- Task inputs:

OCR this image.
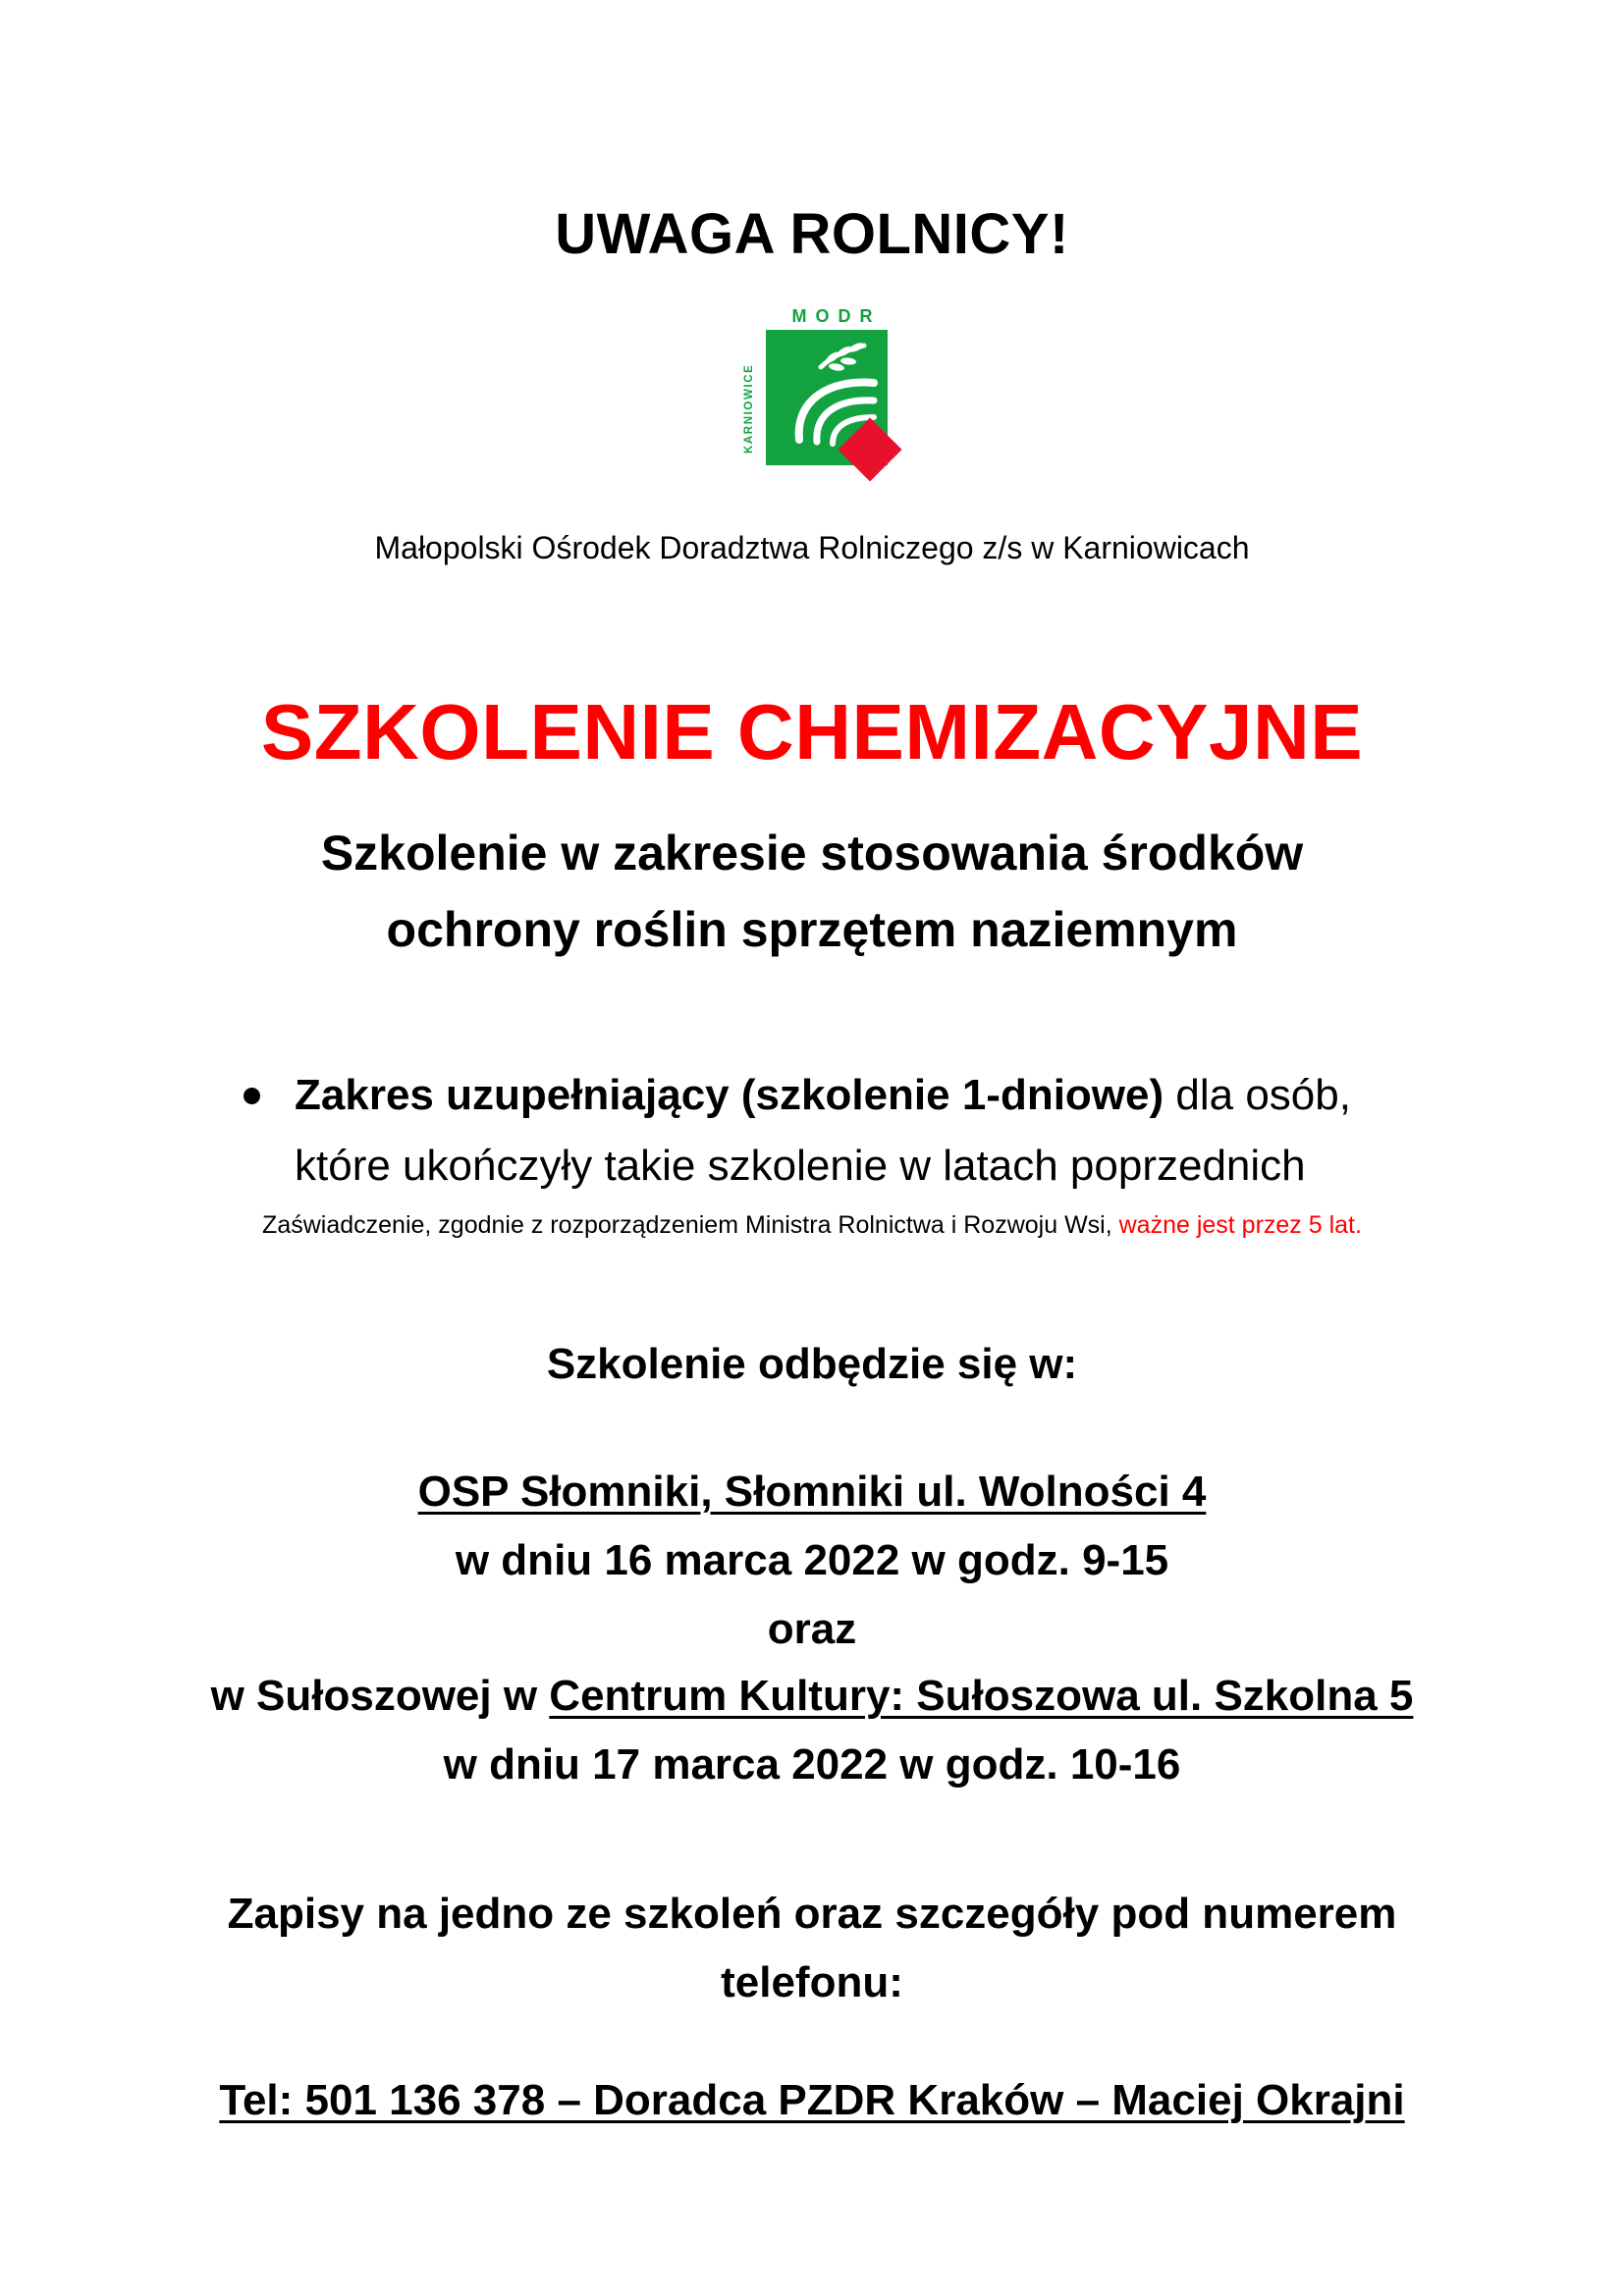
UWAGA ROLNICY!
MODR
KARNIOWICE
Małopolski Ośrodek Doradztwa Rolniczego z/s w Karniowicach
SZKOLENIE CHEMIZACYJNE
Szkolenie w zakresie stosowania środków
ochrony roślin sprzętem naziemnym
Zakres uzupełniający (szkolenie 1-dniowe) dla osób,
które ukończyły takie szkolenie w latach poprzednich
Zaświadczenie, zgodnie z rozporządzeniem Ministra Rolnictwa i Rozwoju Wsi, ważne jest przez 5 lat.
Szkolenie odbędzie się w:
OSP Słomniki, Słomniki ul. Wolności 4
w dniu 16 marca 2022 w godz. 9-15
oraz
w Sułoszowej w Centrum Kultury: Sułoszowa ul. Szkolna 5
w dniu 17 marca 2022 w godz. 10-16
Zapisy na jedno ze szkoleń oraz szczegóły pod numerem
telefonu:
Tel: 501 136 378 – Doradca PZDR Kraków – Maciej Okrajni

- Short problem: Your task is to transcribe all of the records precisely, with no images included.

- Written answer:
OCR this image.
UWAGA ROLNICY!
MODR
KARNIOWICE
Małopolski Ośrodek Doradztwa Rolniczego z/s w Karniowicach
SZKOLENIE CHEMIZACYJNE
Szkolenie w zakresie stosowania środków
ochrony roślin sprzętem naziemnym
Zakres uzupełniający (szkolenie 1-dniowe) dla osób,
które ukończyły takie szkolenie w latach poprzednich
Zaświadczenie, zgodnie z rozporządzeniem Ministra Rolnictwa i Rozwoju Wsi, ważne jest przez 5 lat.
Szkolenie odbędzie się w:
OSP Słomniki, Słomniki ul. Wolności 4
w dniu 16 marca 2022 w godz. 9-15
oraz
w Sułoszowej w Centrum Kultury: Sułoszowa ul. Szkolna 5
w dniu 17 marca 2022 w godz. 10-16
Zapisy na jedno ze szkoleń oraz szczegóły pod numerem
telefonu:
Tel: 501 136 378 – Doradca PZDR Kraków – Maciej Okrajni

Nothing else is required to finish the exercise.